- **EXERCISE GOAL**
Copy the material word for word, from its first line through the line containing "toc-sources[interactable]: [168, 826, 722, 846]", including both of those lines.

- **EXCERPTED RECORDS**

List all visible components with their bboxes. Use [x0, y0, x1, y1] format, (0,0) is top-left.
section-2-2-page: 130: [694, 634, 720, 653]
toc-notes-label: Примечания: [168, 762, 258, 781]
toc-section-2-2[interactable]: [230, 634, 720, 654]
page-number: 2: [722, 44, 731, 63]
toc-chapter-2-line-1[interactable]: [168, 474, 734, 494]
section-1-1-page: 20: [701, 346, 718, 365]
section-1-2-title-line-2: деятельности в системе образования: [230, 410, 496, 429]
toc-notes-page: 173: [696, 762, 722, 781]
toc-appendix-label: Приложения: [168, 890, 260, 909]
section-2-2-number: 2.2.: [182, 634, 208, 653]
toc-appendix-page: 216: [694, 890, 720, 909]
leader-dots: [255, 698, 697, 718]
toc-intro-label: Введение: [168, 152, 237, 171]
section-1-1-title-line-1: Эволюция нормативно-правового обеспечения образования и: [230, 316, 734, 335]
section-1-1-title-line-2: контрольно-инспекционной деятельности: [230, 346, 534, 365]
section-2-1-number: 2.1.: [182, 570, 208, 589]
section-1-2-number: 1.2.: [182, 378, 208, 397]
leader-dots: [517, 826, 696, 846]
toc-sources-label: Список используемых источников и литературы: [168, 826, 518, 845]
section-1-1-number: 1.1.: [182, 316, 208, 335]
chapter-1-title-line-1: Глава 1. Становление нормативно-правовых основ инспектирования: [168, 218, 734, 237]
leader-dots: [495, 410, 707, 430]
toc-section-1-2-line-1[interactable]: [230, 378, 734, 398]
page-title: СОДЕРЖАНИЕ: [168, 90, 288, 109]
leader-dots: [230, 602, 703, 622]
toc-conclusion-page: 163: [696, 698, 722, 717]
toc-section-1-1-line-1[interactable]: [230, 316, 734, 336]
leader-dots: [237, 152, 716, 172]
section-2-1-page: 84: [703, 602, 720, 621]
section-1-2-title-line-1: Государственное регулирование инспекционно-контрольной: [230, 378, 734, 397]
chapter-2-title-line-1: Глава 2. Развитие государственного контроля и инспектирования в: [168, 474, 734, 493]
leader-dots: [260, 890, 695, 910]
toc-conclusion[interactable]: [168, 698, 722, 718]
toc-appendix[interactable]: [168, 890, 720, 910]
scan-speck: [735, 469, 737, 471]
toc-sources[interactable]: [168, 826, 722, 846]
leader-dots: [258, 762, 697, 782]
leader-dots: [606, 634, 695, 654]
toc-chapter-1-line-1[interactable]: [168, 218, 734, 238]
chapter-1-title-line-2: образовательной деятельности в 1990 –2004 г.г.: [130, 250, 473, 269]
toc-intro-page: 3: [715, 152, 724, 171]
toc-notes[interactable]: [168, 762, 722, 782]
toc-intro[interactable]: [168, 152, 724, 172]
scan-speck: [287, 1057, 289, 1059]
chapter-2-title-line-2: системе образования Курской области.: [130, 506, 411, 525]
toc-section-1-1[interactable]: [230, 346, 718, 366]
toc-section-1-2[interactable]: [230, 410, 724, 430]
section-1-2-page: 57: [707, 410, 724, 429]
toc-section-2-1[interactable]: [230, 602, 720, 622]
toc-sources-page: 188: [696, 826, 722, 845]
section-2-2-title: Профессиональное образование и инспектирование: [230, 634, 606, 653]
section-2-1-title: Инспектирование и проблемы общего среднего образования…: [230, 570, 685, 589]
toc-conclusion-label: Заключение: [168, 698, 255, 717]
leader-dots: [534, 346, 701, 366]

- **EXERCISE RESPONSE**
List all visible components with their bboxes. Use [x0, y0, x1, y1] format, (0,0) is top-left.
section-2-2-page: 130: [694, 634, 720, 653]
toc-notes-label: Примечания: [168, 762, 258, 781]
toc-section-2-2[interactable]: [230, 634, 720, 654]
page-number: 2: [722, 44, 731, 63]
toc-chapter-2-line-1[interactable]: [168, 474, 734, 494]
section-1-1-page: 20: [701, 346, 718, 365]
section-1-2-title-line-2: деятельности в системе образования: [230, 410, 496, 429]
toc-notes-page: 173: [696, 762, 722, 781]
toc-appendix-label: Приложения: [168, 890, 260, 909]
section-2-2-number: 2.2.: [182, 634, 208, 653]
toc-appendix-page: 216: [694, 890, 720, 909]
leader-dots: [255, 698, 697, 718]
toc-intro-label: Введение: [168, 152, 237, 171]
section-1-1-title-line-1: Эволюция нормативно-правового обеспечения образования и: [230, 316, 734, 335]
section-1-1-title-line-2: контрольно-инспекционной деятельности: [230, 346, 534, 365]
section-2-1-number: 2.1.: [182, 570, 208, 589]
section-1-2-number: 1.2.: [182, 378, 208, 397]
leader-dots: [517, 826, 696, 846]
toc-sources-label: Список используемых источников и литературы: [168, 826, 518, 845]
section-1-1-number: 1.1.: [182, 316, 208, 335]
chapter-1-title-line-1: Глава 1. Становление нормативно-правовых основ инспектирования: [168, 218, 734, 237]
leader-dots: [495, 410, 707, 430]
toc-section-1-2-line-1[interactable]: [230, 378, 734, 398]
page-title: СОДЕРЖАНИЕ: [168, 90, 288, 109]
leader-dots: [230, 602, 703, 622]
toc-conclusion-page: 163: [696, 698, 722, 717]
toc-section-1-1-line-1[interactable]: [230, 316, 734, 336]
leader-dots: [237, 152, 716, 172]
section-2-1-page: 84: [703, 602, 720, 621]
section-1-2-title-line-1: Государственное регулирование инспекционно-контрольной: [230, 378, 734, 397]
chapter-2-title-line-1: Глава 2. Развитие государственного контроля и инспектирования в: [168, 474, 734, 493]
leader-dots: [260, 890, 695, 910]
toc-conclusion[interactable]: [168, 698, 722, 718]
toc-appendix[interactable]: [168, 890, 720, 910]
scan-speck: [735, 469, 737, 471]
toc-sources[interactable]: [168, 826, 722, 846]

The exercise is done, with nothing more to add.